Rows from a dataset
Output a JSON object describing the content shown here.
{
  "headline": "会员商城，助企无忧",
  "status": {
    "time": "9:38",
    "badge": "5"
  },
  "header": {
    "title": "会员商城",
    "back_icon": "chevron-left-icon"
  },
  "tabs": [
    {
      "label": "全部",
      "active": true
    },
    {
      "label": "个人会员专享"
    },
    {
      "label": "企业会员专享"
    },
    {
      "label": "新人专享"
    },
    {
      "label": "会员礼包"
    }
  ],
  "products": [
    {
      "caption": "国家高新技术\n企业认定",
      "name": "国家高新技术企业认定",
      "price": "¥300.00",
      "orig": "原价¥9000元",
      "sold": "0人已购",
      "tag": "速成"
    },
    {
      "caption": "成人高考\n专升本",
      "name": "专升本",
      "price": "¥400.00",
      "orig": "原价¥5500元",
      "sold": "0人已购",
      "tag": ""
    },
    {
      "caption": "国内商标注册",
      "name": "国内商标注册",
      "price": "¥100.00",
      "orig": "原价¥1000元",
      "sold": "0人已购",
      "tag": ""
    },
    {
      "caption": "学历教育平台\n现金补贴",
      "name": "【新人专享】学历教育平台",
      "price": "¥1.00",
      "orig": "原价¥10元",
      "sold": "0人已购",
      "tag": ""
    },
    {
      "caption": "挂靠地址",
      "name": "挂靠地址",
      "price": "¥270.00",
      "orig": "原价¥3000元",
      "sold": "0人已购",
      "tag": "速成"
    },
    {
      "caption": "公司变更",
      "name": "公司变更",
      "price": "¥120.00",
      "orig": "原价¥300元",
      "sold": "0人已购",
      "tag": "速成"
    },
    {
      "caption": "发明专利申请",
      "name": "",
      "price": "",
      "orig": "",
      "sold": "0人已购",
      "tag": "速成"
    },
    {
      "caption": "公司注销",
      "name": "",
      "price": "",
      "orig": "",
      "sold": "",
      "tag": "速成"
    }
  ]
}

* _Required work_
Every entry should be printed again exactly as written.

* _Output below_
Output a JSON object describing the content shown here.
{
  "headline": "会员商城，助企无忧",
  "status": {
    "time": "9:38",
    "badge": "5"
  },
  "header": {
    "title": "会员商城",
    "back_icon": "chevron-left-icon"
  },
  "tabs": [
    {
      "label": "全部",
      "active": true
    },
    {
      "label": "个人会员专享"
    },
    {
      "label": "企业会员专享"
    },
    {
      "label": "新人专享"
    },
    {
      "label": "会员礼包"
    }
  ],
  "products": [
    {
      "caption": "国家高新技术\n企业认定",
      "name": "国家高新技术企业认定",
      "price": "¥300.00",
      "orig": "原价¥9000元",
      "sold": "0人已购",
      "tag": "速成"
    },
    {
      "caption": "成人高考\n专升本",
      "name": "专升本",
      "price": "¥400.00",
      "orig": "原价¥5500元",
      "sold": "0人已购",
      "tag": ""
    },
    {
      "caption": "国内商标注册",
      "name": "国内商标注册",
      "price": "¥100.00",
      "orig": "原价¥1000元",
      "sold": "0人已购",
      "tag": ""
    },
    {
      "caption": "学历教育平台\n现金补贴",
      "name": "【新人专享】学历教育平台",
      "price": "¥1.00",
      "orig": "原价¥10元",
      "sold": "0人已购",
      "tag": ""
    },
    {
      "caption": "挂靠地址",
      "name": "挂靠地址",
      "price": "¥270.00",
      "orig": "原价¥3000元",
      "sold": "0人已购",
      "tag": "速成"
    },
    {
      "caption": "公司变更",
      "name": "公司变更",
      "price": "¥120.00",
      "orig": "原价¥300元",
      "sold": "0人已购",
      "tag": "速成"
    },
    {
      "caption": "发明专利申请",
      "name": "",
      "price": "",
      "orig": "",
      "sold": "0人已购",
      "tag": "速成"
    },
    {
      "caption": "公司注销",
      "name": "",
      "price": "",
      "orig": "",
      "sold": "",
      "tag": "速成"
    }
  ]
}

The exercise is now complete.